*EXERCISE AIM*:
Go through the records and extract every line with the word "RwPretec".
── PROVIDED INFORMATION
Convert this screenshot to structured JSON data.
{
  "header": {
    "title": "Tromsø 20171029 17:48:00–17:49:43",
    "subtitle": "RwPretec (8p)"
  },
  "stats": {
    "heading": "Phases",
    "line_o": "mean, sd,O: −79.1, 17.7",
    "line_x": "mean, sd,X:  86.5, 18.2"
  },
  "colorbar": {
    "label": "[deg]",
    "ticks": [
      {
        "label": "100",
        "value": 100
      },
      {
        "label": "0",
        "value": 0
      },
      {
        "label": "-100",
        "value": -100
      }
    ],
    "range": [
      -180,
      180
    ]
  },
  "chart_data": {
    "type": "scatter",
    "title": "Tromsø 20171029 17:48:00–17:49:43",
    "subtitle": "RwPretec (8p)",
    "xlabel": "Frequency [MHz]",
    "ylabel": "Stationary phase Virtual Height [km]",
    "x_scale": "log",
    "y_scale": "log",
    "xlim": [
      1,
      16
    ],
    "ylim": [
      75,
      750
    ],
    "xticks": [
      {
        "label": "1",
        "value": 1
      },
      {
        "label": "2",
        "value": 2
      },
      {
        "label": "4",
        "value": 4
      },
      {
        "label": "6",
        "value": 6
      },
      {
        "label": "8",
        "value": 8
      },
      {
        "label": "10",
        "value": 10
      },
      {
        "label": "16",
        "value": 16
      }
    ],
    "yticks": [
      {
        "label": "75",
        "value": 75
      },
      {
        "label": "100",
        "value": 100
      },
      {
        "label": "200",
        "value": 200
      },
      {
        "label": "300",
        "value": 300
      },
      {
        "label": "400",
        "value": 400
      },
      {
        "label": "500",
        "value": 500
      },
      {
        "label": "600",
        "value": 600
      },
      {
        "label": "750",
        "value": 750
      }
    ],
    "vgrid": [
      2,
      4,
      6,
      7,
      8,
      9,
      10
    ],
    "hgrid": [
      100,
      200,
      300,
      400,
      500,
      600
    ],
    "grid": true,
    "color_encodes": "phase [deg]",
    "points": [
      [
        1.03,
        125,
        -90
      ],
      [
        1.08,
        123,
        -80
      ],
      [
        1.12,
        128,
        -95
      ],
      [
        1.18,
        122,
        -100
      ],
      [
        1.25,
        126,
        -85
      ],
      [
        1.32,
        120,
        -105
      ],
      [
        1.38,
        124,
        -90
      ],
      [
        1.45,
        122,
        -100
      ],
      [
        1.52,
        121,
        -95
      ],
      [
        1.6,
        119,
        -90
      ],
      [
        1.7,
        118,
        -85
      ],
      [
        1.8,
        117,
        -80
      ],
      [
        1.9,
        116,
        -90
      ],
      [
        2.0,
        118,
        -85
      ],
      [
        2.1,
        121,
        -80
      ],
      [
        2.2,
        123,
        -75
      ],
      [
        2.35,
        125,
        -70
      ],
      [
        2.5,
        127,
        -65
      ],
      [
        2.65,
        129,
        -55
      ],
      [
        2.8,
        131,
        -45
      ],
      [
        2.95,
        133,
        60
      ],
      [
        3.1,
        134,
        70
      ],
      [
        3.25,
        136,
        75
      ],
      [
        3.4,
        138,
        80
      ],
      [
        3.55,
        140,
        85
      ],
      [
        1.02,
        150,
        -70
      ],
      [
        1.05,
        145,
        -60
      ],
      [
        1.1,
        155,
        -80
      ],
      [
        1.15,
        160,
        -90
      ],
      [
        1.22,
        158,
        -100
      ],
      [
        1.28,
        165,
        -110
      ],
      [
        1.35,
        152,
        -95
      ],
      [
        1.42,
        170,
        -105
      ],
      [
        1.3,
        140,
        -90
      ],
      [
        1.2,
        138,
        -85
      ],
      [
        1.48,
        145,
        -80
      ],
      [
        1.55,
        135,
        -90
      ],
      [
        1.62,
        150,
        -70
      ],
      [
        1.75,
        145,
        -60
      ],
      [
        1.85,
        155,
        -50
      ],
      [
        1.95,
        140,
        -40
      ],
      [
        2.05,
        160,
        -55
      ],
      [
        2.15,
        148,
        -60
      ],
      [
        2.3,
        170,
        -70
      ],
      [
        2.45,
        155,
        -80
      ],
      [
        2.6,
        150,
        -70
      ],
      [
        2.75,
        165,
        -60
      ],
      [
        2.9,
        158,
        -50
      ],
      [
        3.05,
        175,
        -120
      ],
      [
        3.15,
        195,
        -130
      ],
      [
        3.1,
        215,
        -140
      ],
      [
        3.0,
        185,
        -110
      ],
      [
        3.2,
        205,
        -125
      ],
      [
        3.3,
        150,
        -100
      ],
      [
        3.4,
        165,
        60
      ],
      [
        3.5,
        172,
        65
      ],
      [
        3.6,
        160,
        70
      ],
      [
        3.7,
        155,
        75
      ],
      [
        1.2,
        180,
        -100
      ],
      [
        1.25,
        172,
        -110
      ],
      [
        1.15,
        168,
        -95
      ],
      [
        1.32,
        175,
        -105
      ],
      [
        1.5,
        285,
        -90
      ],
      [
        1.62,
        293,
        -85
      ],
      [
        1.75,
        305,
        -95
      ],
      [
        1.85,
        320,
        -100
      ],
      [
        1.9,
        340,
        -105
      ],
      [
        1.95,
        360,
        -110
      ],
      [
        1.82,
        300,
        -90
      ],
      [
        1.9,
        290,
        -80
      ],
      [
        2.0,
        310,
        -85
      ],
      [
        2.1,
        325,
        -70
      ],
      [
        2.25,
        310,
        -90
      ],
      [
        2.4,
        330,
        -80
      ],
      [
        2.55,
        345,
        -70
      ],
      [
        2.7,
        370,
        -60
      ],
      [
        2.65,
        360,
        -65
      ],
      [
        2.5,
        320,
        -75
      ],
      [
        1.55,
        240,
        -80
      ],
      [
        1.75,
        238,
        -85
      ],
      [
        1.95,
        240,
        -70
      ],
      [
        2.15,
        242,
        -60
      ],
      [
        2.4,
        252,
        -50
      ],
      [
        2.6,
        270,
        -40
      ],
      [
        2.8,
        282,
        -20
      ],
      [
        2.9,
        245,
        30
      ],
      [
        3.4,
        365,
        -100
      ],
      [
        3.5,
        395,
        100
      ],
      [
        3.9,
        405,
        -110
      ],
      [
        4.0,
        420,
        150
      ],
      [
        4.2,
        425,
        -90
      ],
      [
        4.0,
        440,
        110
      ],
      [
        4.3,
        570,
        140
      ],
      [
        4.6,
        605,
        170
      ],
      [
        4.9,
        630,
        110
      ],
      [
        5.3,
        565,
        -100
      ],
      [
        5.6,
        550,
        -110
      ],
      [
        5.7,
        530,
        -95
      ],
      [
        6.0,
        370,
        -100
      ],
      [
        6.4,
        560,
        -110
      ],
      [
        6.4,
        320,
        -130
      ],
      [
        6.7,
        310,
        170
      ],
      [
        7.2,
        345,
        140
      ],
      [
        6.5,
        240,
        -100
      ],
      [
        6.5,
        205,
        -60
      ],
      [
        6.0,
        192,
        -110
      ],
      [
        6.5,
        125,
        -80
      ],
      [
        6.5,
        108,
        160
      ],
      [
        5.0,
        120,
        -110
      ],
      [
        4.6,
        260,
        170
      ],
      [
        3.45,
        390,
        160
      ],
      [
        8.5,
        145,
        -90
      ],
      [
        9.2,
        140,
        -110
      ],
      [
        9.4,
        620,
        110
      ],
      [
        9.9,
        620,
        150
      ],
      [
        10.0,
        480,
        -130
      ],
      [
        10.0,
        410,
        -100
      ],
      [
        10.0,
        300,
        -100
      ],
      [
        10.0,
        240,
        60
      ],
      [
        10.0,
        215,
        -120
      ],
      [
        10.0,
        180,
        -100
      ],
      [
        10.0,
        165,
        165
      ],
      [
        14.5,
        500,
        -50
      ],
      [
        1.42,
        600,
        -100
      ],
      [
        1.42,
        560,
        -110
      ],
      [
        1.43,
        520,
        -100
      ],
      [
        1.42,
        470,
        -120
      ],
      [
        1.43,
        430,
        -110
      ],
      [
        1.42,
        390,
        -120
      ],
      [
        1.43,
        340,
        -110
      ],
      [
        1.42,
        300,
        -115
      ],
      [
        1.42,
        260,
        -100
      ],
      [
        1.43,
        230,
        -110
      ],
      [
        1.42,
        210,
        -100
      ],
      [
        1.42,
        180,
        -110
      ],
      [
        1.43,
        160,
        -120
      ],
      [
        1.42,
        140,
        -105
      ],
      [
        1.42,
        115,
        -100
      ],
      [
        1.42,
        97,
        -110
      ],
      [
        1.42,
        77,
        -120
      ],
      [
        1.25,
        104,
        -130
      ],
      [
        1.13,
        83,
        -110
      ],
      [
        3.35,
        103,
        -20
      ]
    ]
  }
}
────
*SOLUTION TO THE EXERCISE*:
    "subtitle": "RwPretec (8p)"
    "subtitle": "RwPretec (8p)",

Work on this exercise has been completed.